━━━━━ Entries ━━━━━

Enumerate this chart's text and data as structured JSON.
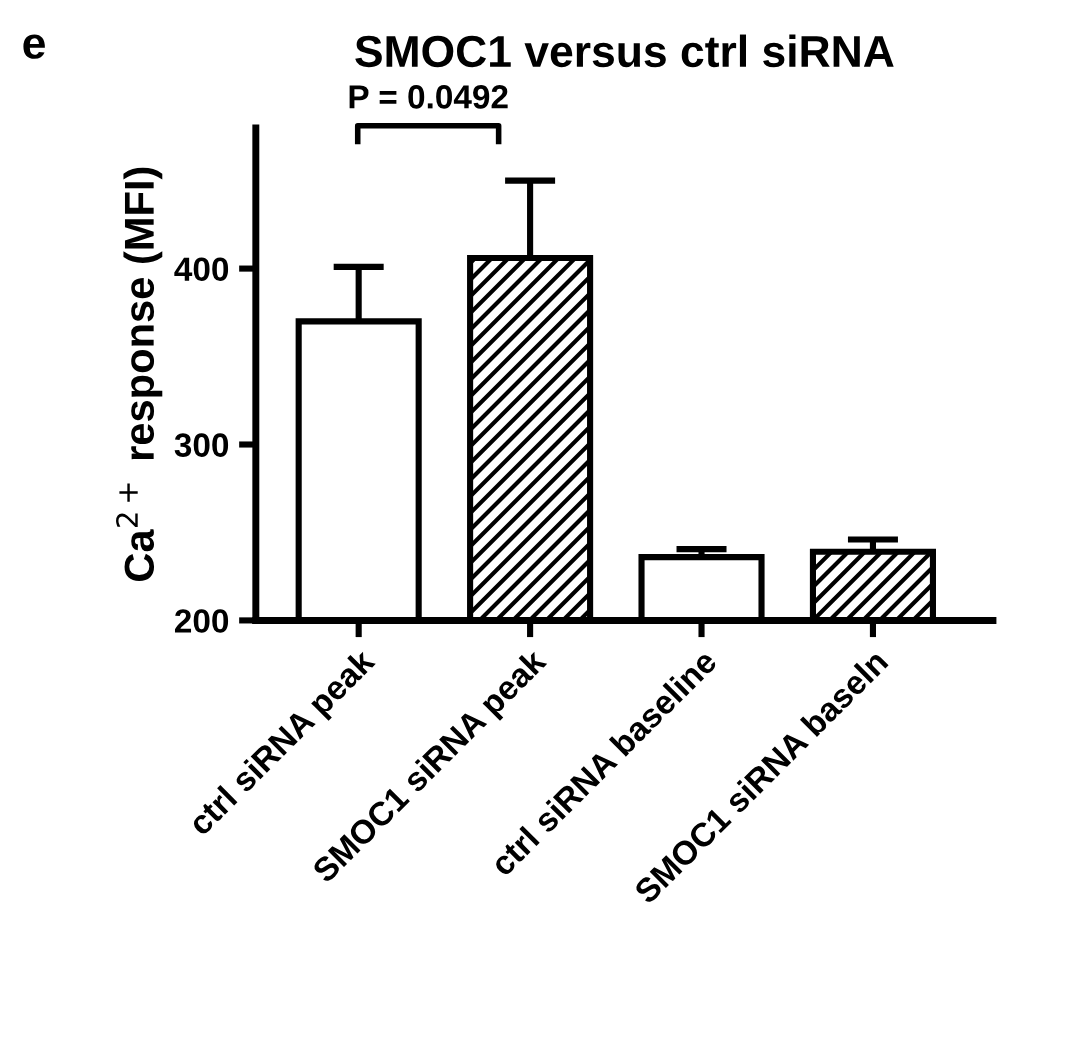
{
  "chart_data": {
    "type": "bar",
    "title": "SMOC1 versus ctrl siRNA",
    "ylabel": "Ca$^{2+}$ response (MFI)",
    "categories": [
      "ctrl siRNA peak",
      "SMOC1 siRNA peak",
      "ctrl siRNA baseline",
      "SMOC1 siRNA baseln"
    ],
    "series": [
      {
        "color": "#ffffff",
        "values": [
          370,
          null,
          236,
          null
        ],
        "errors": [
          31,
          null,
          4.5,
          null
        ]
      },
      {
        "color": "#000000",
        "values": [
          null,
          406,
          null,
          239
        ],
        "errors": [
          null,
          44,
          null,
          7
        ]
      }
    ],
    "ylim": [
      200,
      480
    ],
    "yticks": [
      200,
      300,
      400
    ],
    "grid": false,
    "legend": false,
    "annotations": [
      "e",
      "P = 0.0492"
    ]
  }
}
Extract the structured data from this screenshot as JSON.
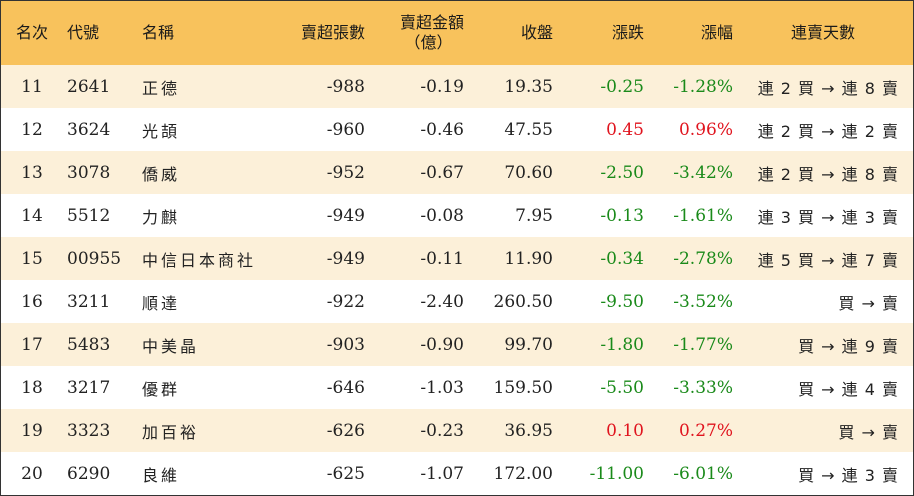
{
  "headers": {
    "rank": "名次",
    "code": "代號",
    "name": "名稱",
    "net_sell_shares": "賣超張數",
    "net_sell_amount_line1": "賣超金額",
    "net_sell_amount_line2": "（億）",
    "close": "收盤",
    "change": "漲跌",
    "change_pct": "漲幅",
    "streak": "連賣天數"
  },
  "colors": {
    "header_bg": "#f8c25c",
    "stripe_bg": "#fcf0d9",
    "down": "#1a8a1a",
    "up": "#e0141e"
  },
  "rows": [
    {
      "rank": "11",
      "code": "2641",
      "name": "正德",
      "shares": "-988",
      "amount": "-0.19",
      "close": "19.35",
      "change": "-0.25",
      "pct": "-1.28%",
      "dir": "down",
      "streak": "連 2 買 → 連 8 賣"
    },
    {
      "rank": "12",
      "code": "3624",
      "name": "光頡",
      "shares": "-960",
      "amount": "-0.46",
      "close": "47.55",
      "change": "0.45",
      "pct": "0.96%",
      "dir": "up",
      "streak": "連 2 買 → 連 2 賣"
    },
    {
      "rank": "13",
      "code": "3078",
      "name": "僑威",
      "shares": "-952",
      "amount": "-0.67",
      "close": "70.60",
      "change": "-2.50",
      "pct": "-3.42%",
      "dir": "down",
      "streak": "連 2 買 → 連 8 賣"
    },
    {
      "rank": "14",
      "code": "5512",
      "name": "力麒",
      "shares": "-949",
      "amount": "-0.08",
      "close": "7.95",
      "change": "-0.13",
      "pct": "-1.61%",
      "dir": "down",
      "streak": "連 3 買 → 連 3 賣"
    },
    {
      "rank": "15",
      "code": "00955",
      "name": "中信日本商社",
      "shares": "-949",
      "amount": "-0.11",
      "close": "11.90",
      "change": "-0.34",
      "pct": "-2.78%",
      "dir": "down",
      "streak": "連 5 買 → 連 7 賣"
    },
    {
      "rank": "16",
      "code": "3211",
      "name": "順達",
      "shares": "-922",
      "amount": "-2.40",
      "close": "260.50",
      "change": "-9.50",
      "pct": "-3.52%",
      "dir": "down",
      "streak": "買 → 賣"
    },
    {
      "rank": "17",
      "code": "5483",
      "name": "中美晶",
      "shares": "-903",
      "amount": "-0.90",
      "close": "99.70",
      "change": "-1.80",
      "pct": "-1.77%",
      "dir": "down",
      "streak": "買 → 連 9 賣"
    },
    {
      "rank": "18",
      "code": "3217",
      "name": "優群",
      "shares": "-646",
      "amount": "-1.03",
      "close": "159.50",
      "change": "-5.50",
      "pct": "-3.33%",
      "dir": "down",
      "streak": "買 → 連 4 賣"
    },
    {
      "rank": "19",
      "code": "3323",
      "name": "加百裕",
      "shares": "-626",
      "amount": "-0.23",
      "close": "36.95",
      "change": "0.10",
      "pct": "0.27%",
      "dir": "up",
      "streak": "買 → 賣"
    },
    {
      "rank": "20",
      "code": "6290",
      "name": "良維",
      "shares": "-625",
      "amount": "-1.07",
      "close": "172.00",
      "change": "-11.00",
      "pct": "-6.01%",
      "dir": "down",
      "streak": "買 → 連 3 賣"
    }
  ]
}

━━━━━

■ What you have to do:
Omit every picture, and otherwise quote the entries exactly.

■ Response below:
Enumerate this chart's text and data as structured JSON.
{
  "chart_data": {
    "type": "bar",
    "title": "SMOC1 versus ctrl siRNA",
    "ylabel": "Ca$^{2+}$ response (MFI)",
    "categories": [
      "ctrl siRNA peak",
      "SMOC1 siRNA peak",
      "ctrl siRNA baseline",
      "SMOC1 siRNA baseln"
    ],
    "series": [
      {
        "color": "#ffffff",
        "values": [
          370,
          null,
          236,
          null
        ],
        "errors": [
          31,
          null,
          4.5,
          null
        ]
      },
      {
        "color": "#000000",
        "values": [
          null,
          406,
          null,
          239
        ],
        "errors": [
          null,
          44,
          null,
          7
        ]
      }
    ],
    "ylim": [
      200,
      480
    ],
    "yticks": [
      200,
      300,
      400
    ],
    "grid": false,
    "legend": false,
    "annotations": [
      "e",
      "P = 0.0492"
    ]
  }
}
Extract the structured data from this screenshot as JSON.
{
  "headers": {
    "rank": "名次",
    "code": "代號",
    "name": "名稱",
    "net_sell_shares": "賣超張數",
    "net_sell_amount_line1": "賣超金額",
    "net_sell_amount_line2": "（億）",
    "close": "收盤",
    "change": "漲跌",
    "change_pct": "漲幅",
    "streak": "連賣天數"
  },
  "colors": {
    "header_bg": "#f8c25c",
    "stripe_bg": "#fcf0d9",
    "down": "#1a8a1a",
    "up": "#e0141e"
  },
  "rows": [
    {
      "rank": "11",
      "code": "2641",
      "name": "正德",
      "shares": "-988",
      "amount": "-0.19",
      "close": "19.35",
      "change": "-0.25",
      "pct": "-1.28%",
      "dir": "down",
      "streak": "連 2 買 → 連 8 賣"
    },
    {
      "rank": "12",
      "code": "3624",
      "name": "光頡",
      "shares": "-960",
      "amount": "-0.46",
      "close": "47.55",
      "change": "0.45",
      "pct": "0.96%",
      "dir": "up",
      "streak": "連 2 買 → 連 2 賣"
    },
    {
      "rank": "13",
      "code": "3078",
      "name": "僑威",
      "shares": "-952",
      "amount": "-0.67",
      "close": "70.60",
      "change": "-2.50",
      "pct": "-3.42%",
      "dir": "down",
      "streak": "連 2 買 → 連 8 賣"
    },
    {
      "rank": "14",
      "code": "5512",
      "name": "力麒",
      "shares": "-949",
      "amount": "-0.08",
      "close": "7.95",
      "change": "-0.13",
      "pct": "-1.61%",
      "dir": "down",
      "streak": "連 3 買 → 連 3 賣"
    },
    {
      "rank": "15",
      "code": "00955",
      "name": "中信日本商社",
      "shares": "-949",
      "amount": "-0.11",
      "close": "11.90",
      "change": "-0.34",
      "pct": "-2.78%",
      "dir": "down",
      "streak": "連 5 買 → 連 7 賣"
    },
    {
      "rank": "16",
      "code": "3211",
      "name": "順達",
      "shares": "-922",
      "amount": "-2.40",
      "close": "260.50",
      "change": "-9.50",
      "pct": "-3.52%",
      "dir": "down",
      "streak": "買 → 賣"
    },
    {
      "rank": "17",
      "code": "5483",
      "name": "中美晶",
      "shares": "-903",
      "amount": "-0.90",
      "close": "99.70",
      "change": "-1.80",
      "pct": "-1.77%",
      "dir": "down",
      "streak": "買 → 連 9 賣"
    },
    {
      "rank": "18",
      "code": "3217",
      "name": "優群",
      "shares": "-646",
      "amount": "-1.03",
      "close": "159.50",
      "change": "-5.50",
      "pct": "-3.33%",
      "dir": "down",
      "streak": "買 → 連 4 賣"
    },
    {
      "rank": "19",
      "code": "3323",
      "name": "加百裕",
      "shares": "-626",
      "amount": "-0.23",
      "close": "36.95",
      "change": "0.10",
      "pct": "0.27%",
      "dir": "up",
      "streak": "買 → 賣"
    },
    {
      "rank": "20",
      "code": "6290",
      "name": "良維",
      "shares": "-625",
      "amount": "-1.07",
      "close": "172.00",
      "change": "-11.00",
      "pct": "-6.01%",
      "dir": "down",
      "streak": "買 → 連 3 賣"
    }
  ]
}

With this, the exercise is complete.